— Butir Tugas A —
Jawab pertanyaan berikut berdasarkan bacaan tentang jam kerja buruh:
(i) Berapa batas jam kerja dalam satu minggu yang berlaku pada kedua sistem jam kerja?
(ii) Pasal dan undang-undang apa yang mengubah Pasal 77 UU No. 13/2003?
(iii) Dalam dokumen apa saja mulai dan berakhirnya jam kerja harus diatur?
— Butir Tugas B —
Tuliskan ulang persis bagian bacaan tentang jam kerja buruh mulai dari "Pengaturan mengenai mulai" sampai dengan "Bersama (PKB) masing-masing.".

++++ Bacaan ++++

Lantas, tahukah anda bagaimana rezim hukum ketenagakerjaan Indonesia mengatur mengenai jam kerja pekerja atau buruh?

Sebagaimana diketahui, saat ini telah terdapat beberapa peraturan yang mengatur mengenai jam kerja dari para pekerja atau buruh yang ada di Indonesia. Salah satunya sebagaimana tertuang dalam Undang-Undang Nomor 13 Tahun 2003 tentang Ketenagakerjaan (UU No. 13/2003).

Dalam Pasal 77 UU No. 13/2003 sebagaimana diubah dalam Pasal 81 Undang-Undang Nomor 11 Tahun 2020 tentang Cipta Kerja (UU No. 11/2020) mewajibkan setiap pengusaha untuk melaksanakan ketentuan jam kerja. Ketentuan jam kerja ini mengatur 2 (dua) sistem yaitu:

  1. 7 jam kerja dalam 1 hari atau 40 jam kerja dalam 1 minggu untuk 6 hari kerja dalam 1 minggu; atau
  2. 8 jam kerja dalam 1 hari atau 40 jam kerja dalam 1 minggu untuk 5 hari kerja dalam 1 minggu.

Pada kedua sistem jam kerja tersebut diberikan batasan jam kerja yaitu 40 (empat puluh) jam dalam 1 (satu) minggu. Apabila melebihi dari ketentuan waktu kerja tersebut, maka waktu kerja biasa dianggap masuk sebagai waktu kerja lembur sehingga pekerja atau buruh berhak atas upah lembur.

Ketentuan waktu kerja dalam ketentuan tersebut juga hanya mengatur batas waktu kerja untuk 7 atau 8 sehari dan 40 jam seminggu tetapi tidak mengatur kapan waktu atau jam kerja dimulai dan berakhir.

Pengaturan mengenai mulai dan berakhirnya waktu atau jam kerja setiap hari dan selama kurun waktu seminggu nantinya harus secara jelas sesuai dengan kebutuhan oleh para pihak dalam Perjanjian Kerja, Peraturan Perusahaan (PP) atau Perjanjian Kerja Bersama (PKB) masing-masing.

++++ Data Tersedia ++++

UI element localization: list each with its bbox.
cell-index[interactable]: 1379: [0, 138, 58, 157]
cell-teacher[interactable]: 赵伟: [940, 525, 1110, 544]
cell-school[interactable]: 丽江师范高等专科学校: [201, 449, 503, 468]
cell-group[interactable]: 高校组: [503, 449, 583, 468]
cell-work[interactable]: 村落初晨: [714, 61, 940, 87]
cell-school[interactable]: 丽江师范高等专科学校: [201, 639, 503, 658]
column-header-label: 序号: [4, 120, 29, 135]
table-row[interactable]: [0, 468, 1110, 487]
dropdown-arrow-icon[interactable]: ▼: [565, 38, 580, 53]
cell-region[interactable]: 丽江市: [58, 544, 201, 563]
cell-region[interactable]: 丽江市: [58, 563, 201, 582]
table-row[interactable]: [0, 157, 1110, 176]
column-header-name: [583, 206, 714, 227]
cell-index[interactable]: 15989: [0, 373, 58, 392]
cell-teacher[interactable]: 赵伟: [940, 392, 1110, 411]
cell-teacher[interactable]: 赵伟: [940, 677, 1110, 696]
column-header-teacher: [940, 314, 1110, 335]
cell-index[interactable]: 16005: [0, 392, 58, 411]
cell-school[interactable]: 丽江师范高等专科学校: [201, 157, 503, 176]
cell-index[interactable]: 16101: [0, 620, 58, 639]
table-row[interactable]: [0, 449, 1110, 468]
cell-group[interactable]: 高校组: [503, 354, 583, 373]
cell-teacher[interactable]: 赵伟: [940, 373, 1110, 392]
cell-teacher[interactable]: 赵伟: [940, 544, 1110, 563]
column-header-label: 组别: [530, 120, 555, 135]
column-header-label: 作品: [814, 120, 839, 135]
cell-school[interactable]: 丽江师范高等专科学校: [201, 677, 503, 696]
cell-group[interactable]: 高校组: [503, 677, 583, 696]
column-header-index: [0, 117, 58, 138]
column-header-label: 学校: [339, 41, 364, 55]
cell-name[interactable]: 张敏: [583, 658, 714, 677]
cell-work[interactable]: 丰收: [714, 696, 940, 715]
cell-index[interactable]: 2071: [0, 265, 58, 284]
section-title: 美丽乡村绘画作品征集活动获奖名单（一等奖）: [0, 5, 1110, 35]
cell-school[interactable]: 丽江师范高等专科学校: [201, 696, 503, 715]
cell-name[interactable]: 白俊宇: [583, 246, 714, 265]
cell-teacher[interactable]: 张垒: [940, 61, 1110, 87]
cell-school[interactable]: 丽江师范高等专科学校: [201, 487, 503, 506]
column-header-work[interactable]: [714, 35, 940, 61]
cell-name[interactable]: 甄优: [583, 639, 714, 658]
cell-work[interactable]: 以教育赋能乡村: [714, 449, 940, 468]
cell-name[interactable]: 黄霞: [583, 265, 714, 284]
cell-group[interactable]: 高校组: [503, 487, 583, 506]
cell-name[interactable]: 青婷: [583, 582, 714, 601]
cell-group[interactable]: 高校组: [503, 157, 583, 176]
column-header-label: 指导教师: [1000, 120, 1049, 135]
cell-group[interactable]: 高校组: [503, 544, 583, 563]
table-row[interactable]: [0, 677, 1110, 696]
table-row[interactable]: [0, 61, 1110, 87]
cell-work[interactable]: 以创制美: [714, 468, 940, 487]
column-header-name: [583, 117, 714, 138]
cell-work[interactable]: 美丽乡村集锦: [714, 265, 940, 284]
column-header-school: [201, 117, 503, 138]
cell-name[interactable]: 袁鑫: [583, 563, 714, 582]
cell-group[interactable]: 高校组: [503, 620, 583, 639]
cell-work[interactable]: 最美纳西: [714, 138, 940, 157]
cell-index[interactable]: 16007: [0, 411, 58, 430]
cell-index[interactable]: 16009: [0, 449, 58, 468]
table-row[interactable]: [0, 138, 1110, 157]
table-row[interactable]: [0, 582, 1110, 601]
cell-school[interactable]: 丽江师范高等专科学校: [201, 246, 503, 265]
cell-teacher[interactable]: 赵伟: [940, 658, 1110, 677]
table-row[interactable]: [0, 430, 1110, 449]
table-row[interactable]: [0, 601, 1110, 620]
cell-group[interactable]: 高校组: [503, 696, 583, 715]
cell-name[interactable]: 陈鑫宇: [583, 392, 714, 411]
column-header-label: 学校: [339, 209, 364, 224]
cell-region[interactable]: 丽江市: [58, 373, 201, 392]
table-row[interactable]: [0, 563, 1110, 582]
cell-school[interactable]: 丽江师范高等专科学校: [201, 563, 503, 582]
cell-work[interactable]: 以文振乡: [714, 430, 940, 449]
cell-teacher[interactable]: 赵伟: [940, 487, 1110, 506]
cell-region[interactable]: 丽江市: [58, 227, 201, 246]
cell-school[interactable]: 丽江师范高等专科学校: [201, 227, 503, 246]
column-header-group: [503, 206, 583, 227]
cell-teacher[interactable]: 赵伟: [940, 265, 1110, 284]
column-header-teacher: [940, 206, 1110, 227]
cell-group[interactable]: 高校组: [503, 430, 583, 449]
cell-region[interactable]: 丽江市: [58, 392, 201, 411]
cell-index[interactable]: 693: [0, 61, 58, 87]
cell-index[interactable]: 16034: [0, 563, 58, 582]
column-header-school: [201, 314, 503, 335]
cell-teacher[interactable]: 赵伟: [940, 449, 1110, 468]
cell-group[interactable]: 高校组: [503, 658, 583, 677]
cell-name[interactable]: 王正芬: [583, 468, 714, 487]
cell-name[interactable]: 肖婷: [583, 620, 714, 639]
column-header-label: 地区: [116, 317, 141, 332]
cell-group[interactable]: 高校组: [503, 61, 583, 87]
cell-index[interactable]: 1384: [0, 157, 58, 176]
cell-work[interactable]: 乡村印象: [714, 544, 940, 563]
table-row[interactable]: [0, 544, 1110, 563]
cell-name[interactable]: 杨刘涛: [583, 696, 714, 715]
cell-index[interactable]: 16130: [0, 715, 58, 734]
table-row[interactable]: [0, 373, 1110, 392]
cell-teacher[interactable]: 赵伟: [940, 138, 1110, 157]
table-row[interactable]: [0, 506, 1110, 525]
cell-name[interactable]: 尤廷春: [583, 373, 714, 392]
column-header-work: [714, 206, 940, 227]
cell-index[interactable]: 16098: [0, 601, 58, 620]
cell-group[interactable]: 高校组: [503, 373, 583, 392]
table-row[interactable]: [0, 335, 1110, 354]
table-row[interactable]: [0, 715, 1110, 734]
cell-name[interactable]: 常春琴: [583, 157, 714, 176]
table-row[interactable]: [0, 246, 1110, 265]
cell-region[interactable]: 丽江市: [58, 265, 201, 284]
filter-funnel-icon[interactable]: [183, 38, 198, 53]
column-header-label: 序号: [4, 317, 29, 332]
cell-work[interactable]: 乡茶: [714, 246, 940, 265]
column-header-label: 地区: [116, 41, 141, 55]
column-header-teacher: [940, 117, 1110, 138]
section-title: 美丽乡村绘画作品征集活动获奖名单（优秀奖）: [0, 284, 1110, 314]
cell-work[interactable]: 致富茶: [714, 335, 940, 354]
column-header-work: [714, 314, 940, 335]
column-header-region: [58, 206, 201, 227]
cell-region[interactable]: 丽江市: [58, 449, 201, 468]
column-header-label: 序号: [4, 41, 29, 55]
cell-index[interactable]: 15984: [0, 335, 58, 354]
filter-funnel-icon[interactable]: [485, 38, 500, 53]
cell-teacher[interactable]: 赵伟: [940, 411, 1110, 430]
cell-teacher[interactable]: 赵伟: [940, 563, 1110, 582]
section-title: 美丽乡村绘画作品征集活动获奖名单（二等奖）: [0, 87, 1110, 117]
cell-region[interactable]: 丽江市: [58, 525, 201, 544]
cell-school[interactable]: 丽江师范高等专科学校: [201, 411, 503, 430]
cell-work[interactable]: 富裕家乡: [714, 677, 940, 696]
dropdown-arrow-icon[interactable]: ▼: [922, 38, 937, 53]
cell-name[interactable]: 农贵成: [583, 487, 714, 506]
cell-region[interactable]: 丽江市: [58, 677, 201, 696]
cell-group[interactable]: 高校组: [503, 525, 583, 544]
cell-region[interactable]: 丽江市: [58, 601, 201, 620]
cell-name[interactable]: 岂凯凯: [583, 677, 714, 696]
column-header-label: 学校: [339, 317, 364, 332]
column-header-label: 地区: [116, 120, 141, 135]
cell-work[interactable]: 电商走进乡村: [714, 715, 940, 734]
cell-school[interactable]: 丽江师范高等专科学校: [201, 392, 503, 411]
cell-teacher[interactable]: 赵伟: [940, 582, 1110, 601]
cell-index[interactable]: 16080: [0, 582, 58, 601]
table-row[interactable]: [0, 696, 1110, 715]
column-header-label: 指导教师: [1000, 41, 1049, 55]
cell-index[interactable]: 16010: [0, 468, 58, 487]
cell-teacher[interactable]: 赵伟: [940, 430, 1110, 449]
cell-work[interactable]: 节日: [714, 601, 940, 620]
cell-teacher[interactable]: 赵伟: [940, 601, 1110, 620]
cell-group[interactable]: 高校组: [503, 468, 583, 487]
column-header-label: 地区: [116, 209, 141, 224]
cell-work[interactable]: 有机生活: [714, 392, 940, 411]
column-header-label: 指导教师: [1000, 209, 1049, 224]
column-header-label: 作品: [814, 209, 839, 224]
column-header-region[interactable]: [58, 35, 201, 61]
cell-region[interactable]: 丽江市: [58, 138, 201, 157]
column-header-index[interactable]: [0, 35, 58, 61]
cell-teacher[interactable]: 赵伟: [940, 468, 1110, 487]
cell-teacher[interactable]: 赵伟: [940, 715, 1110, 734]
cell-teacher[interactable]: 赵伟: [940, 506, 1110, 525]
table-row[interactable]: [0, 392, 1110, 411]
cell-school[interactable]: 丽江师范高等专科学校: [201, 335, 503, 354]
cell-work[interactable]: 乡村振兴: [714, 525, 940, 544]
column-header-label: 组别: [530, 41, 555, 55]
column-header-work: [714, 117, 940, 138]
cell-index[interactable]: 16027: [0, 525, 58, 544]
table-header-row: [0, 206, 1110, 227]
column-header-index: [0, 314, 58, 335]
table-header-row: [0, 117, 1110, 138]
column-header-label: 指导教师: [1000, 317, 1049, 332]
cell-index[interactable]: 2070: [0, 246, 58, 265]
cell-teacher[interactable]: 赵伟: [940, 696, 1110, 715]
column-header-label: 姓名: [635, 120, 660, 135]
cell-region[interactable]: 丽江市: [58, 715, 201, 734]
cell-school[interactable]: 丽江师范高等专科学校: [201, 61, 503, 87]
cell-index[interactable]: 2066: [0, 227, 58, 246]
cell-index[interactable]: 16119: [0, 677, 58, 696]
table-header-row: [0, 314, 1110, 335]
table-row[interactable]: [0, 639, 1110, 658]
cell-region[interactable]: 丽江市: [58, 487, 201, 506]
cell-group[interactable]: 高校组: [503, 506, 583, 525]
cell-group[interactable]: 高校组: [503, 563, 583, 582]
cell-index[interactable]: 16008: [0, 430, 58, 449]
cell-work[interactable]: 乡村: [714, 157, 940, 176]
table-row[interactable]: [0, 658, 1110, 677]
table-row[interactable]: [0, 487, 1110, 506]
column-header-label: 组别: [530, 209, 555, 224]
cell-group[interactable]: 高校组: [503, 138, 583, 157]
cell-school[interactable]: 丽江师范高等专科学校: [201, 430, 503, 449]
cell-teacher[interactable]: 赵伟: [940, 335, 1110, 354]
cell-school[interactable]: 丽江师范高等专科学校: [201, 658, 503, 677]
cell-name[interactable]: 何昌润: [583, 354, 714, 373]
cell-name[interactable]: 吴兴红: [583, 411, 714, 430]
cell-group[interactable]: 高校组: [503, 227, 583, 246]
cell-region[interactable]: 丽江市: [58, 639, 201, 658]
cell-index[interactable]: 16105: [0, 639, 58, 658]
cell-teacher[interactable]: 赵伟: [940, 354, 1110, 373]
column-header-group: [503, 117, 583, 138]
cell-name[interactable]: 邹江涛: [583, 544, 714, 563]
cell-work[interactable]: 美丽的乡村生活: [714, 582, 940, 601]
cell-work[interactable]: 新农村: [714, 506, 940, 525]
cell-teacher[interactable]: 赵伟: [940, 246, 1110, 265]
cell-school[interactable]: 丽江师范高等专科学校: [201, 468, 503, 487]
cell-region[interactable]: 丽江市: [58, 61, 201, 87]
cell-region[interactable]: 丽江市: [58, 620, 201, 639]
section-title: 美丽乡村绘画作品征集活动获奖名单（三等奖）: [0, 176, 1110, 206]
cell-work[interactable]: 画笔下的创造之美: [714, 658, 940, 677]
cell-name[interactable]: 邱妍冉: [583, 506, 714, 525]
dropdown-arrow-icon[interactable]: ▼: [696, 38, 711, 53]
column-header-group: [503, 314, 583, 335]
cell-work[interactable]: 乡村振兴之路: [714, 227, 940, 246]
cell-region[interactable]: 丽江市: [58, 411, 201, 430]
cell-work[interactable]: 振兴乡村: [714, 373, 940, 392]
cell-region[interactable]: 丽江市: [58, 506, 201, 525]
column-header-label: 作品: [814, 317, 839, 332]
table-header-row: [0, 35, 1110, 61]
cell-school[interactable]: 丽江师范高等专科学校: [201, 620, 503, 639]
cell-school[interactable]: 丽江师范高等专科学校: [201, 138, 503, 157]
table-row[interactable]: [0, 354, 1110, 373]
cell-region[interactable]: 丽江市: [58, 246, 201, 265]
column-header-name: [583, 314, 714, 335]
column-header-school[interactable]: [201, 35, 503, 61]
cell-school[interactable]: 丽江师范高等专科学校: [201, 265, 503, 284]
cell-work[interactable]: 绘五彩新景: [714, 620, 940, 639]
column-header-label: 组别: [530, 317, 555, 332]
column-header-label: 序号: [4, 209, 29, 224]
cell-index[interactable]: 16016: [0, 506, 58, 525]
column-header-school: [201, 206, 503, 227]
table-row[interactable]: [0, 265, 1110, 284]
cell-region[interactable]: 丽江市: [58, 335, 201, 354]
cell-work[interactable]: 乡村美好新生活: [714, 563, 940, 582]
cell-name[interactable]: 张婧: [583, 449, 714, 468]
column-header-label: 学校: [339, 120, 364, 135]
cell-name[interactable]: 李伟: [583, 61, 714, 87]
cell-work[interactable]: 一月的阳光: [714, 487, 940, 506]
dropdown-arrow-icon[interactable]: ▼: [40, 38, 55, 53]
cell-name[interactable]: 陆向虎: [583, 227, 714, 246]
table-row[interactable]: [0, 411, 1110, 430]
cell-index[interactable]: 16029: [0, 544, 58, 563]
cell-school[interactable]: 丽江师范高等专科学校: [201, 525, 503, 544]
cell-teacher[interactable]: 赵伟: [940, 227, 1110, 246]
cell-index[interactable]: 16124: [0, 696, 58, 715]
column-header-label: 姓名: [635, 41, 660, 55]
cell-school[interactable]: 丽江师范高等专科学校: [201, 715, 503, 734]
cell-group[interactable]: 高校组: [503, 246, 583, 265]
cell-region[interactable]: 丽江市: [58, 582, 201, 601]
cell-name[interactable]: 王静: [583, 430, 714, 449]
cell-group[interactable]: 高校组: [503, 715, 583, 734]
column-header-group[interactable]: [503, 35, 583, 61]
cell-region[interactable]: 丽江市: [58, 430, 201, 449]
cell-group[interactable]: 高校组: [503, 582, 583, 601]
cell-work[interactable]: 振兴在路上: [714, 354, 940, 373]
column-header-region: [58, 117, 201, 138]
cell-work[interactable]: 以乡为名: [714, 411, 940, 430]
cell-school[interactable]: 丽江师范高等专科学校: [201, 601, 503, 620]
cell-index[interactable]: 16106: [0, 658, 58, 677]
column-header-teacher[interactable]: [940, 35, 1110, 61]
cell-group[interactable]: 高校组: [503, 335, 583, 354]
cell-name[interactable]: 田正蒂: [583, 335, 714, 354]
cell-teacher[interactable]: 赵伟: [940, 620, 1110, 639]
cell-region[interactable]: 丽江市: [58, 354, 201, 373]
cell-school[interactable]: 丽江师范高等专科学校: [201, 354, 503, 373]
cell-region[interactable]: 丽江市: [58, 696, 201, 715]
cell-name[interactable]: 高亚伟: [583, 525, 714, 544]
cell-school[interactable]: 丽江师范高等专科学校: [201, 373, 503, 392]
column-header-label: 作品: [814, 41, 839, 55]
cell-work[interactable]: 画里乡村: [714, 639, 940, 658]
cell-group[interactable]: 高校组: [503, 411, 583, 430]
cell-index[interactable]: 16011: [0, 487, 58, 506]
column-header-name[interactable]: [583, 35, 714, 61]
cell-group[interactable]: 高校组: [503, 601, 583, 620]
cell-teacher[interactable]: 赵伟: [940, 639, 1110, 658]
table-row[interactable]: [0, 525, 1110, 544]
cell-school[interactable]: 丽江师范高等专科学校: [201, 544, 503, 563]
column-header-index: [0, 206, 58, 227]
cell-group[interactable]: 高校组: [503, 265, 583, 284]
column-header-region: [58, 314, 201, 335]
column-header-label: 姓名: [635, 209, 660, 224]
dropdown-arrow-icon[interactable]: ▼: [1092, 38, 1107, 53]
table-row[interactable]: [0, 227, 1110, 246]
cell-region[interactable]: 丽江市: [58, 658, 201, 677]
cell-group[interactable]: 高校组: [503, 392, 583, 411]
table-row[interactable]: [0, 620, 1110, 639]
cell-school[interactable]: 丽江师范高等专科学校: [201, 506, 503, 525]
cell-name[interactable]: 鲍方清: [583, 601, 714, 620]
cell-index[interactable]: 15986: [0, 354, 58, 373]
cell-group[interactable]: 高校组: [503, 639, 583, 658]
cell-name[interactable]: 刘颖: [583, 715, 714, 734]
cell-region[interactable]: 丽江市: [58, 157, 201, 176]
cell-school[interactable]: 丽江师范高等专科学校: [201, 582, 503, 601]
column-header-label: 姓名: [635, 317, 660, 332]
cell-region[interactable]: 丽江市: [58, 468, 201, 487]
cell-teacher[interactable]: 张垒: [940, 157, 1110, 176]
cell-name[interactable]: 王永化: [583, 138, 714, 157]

++++

— Hasil Latihan A —
(i) 40 (empat puluh) jam dalam 1 (satu) minggu.
(ii) Pasal 81 Undang-Undang Nomor 11 Tahun 2020 tentang Cipta Kerja (UU No. 11/2020).
(iii) Dalam Perjanjian Kerja, Peraturan Perusahaan (PP), atau Perjanjian Kerja Bersama (PKB) masing-masing.

— Hasil Latihan B —
Pengaturan mengenai mulai dan berakhirnya waktu atau jam kerja setiap hari dan selama kurun waktu seminggu nantinya harus secara jelas sesuai dengan kebutuhan oleh para pihak dalam Perjanjian Kerja, Peraturan Perusahaan (PP) atau Perjanjian Kerja Bersama (PKB) masing-masing.